**RECORDS SHOWN**
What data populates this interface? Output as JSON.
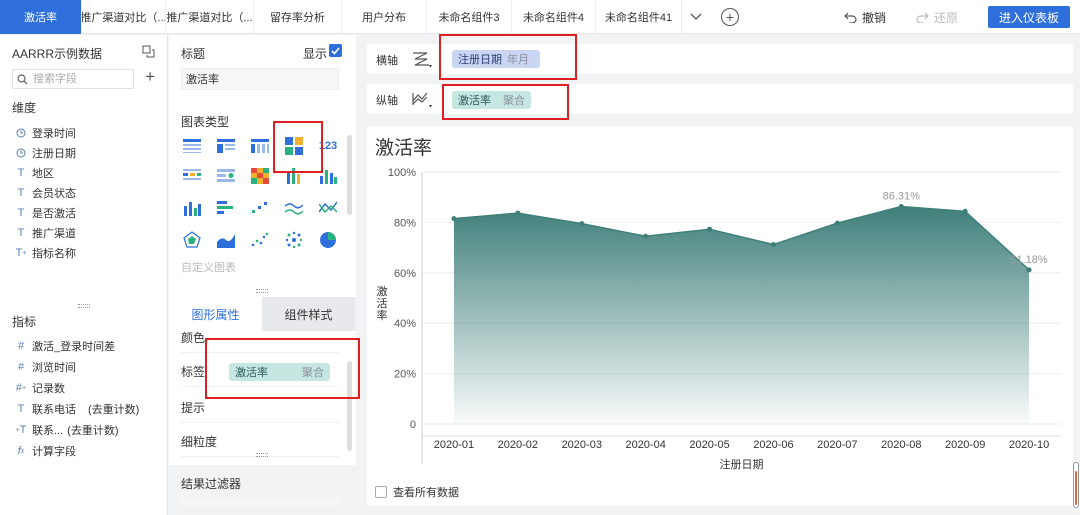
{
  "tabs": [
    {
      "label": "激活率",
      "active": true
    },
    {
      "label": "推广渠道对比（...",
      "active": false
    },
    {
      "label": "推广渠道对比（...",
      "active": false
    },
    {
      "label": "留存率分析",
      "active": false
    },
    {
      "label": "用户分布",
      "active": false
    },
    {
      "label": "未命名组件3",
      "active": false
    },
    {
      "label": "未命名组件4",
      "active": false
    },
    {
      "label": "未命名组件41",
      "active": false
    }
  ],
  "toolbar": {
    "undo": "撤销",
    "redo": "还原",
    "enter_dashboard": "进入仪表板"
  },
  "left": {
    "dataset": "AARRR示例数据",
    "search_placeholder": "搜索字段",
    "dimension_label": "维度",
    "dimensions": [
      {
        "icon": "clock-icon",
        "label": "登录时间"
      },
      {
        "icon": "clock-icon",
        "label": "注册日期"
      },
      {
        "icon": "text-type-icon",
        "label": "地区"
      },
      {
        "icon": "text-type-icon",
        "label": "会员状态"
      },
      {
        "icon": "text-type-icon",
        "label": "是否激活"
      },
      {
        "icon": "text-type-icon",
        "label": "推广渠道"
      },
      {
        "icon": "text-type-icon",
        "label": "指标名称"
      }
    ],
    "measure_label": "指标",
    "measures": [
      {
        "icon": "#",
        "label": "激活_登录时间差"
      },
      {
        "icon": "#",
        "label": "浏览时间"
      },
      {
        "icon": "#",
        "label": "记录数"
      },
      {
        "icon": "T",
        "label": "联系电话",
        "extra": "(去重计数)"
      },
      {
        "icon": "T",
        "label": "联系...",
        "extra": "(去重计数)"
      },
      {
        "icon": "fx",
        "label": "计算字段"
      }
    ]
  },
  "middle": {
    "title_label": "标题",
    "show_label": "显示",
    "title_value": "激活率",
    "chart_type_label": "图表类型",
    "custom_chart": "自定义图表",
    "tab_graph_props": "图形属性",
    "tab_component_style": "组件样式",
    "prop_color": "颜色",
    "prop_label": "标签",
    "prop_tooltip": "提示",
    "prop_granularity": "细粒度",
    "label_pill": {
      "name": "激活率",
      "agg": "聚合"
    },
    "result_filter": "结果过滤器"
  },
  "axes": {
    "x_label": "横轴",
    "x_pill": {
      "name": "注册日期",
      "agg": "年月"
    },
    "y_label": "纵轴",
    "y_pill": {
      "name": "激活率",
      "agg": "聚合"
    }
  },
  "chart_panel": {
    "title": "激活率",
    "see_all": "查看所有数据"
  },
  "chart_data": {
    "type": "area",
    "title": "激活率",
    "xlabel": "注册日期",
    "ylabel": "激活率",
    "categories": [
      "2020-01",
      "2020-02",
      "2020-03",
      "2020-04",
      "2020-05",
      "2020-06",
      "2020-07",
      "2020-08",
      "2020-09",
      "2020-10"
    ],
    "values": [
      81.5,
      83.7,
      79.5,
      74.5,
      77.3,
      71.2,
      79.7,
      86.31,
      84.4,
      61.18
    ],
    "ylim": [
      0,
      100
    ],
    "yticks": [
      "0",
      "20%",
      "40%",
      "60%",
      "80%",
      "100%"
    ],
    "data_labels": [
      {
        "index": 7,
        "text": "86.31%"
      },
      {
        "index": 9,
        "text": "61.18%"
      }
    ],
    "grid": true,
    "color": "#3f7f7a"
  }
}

**INSTRUCTIONS TO FOLLOW**
Leaving aside the images, write out the entries above word for word.

**THE RESULT**
What data populates this interface? Output as JSON.
{
  "tabs": [
    {
      "label": "激活率",
      "active": true
    },
    {
      "label": "推广渠道对比（...",
      "active": false
    },
    {
      "label": "推广渠道对比（...",
      "active": false
    },
    {
      "label": "留存率分析",
      "active": false
    },
    {
      "label": "用户分布",
      "active": false
    },
    {
      "label": "未命名组件3",
      "active": false
    },
    {
      "label": "未命名组件4",
      "active": false
    },
    {
      "label": "未命名组件41",
      "active": false
    }
  ],
  "toolbar": {
    "undo": "撤销",
    "redo": "还原",
    "enter_dashboard": "进入仪表板"
  },
  "left": {
    "dataset": "AARRR示例数据",
    "search_placeholder": "搜索字段",
    "dimension_label": "维度",
    "dimensions": [
      {
        "icon": "clock-icon",
        "label": "登录时间"
      },
      {
        "icon": "clock-icon",
        "label": "注册日期"
      },
      {
        "icon": "text-type-icon",
        "label": "地区"
      },
      {
        "icon": "text-type-icon",
        "label": "会员状态"
      },
      {
        "icon": "text-type-icon",
        "label": "是否激活"
      },
      {
        "icon": "text-type-icon",
        "label": "推广渠道"
      },
      {
        "icon": "text-type-icon",
        "label": "指标名称"
      }
    ],
    "measure_label": "指标",
    "measures": [
      {
        "icon": "#",
        "label": "激活_登录时间差"
      },
      {
        "icon": "#",
        "label": "浏览时间"
      },
      {
        "icon": "#",
        "label": "记录数"
      },
      {
        "icon": "T",
        "label": "联系电话",
        "extra": "(去重计数)"
      },
      {
        "icon": "T",
        "label": "联系...",
        "extra": "(去重计数)"
      },
      {
        "icon": "fx",
        "label": "计算字段"
      }
    ]
  },
  "middle": {
    "title_label": "标题",
    "show_label": "显示",
    "title_value": "激活率",
    "chart_type_label": "图表类型",
    "custom_chart": "自定义图表",
    "tab_graph_props": "图形属性",
    "tab_component_style": "组件样式",
    "prop_color": "颜色",
    "prop_label": "标签",
    "prop_tooltip": "提示",
    "prop_granularity": "细粒度",
    "label_pill": {
      "name": "激活率",
      "agg": "聚合"
    },
    "result_filter": "结果过滤器"
  },
  "axes": {
    "x_label": "横轴",
    "x_pill": {
      "name": "注册日期",
      "agg": "年月"
    },
    "y_label": "纵轴",
    "y_pill": {
      "name": "激活率",
      "agg": "聚合"
    }
  },
  "chart_panel": {
    "title": "激活率",
    "see_all": "查看所有数据"
  },
  "chart_data": {
    "type": "area",
    "title": "激活率",
    "xlabel": "注册日期",
    "ylabel": "激活率",
    "categories": [
      "2020-01",
      "2020-02",
      "2020-03",
      "2020-04",
      "2020-05",
      "2020-06",
      "2020-07",
      "2020-08",
      "2020-09",
      "2020-10"
    ],
    "values": [
      81.5,
      83.7,
      79.5,
      74.5,
      77.3,
      71.2,
      79.7,
      86.31,
      84.4,
      61.18
    ],
    "ylim": [
      0,
      100
    ],
    "yticks": [
      "0",
      "20%",
      "40%",
      "60%",
      "80%",
      "100%"
    ],
    "data_labels": [
      {
        "index": 7,
        "text": "86.31%"
      },
      {
        "index": 9,
        "text": "61.18%"
      }
    ],
    "grid": true,
    "color": "#3f7f7a"
  }
}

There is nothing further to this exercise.